▶ _What the exercise asks_
Who are the authors named in the citation of the article record on water voles and mink predation? Give each surname with its initials.

The role of habitat and mink predation in determining the status and distribution of water voles in England
Article first published online: 28 FEB 2006
Volume 1, Issue 2, pages 129–137, May 1998
How to Cite
Barreto, G. R., Rushton, S. P., Strachan, R. and Macdonald, D. W. (1998), The role of habitat and mink predation in determining the status and distribution of water voles in England. Animal Conservation, 1: 129–137. doi: 10.1111/j.1469-1795.1998.tb00020.x
- Issue published online: 28 FEB 2006
- Article first published online: 28 FEB 2006
- (Received 22 September 97; accepted 15 January 98)
One hundred and sixty-one river sites throughout the Thames catchment area were surveyed during the summer of 1995 and a number of habitat features were recorded in order to identify relevant habitat variables for the water vole (Arvicola terrestris; Arvicolidae). In addition, the role of the American mink (Mustela vision; Mustelidae) in determining the present distribution of water voles in the Thames region was investigated. The data were analysed by using generalized linear models (GLM).

▶ _Available data_
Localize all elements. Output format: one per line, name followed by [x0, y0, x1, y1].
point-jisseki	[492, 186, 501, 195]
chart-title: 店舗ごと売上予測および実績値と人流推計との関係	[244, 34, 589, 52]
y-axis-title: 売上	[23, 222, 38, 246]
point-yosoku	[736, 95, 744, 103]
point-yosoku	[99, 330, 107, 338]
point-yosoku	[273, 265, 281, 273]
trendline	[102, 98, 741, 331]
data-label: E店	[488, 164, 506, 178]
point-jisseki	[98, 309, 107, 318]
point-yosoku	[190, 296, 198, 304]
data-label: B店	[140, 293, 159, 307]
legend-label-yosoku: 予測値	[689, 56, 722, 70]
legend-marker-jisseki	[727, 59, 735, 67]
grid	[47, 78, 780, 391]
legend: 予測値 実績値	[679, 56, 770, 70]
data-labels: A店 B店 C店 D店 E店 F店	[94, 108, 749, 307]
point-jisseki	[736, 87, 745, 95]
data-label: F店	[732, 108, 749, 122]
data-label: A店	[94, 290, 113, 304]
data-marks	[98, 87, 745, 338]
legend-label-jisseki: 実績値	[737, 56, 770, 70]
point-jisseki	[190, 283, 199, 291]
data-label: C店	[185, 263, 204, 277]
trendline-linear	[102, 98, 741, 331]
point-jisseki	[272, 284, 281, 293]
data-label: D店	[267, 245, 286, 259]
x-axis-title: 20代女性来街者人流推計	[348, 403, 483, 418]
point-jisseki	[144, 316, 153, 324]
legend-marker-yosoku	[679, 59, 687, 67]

▶ _Written response_
Barreto, G. R.
Rushton, S. P.
Strachan, R.
Macdonald, D. W.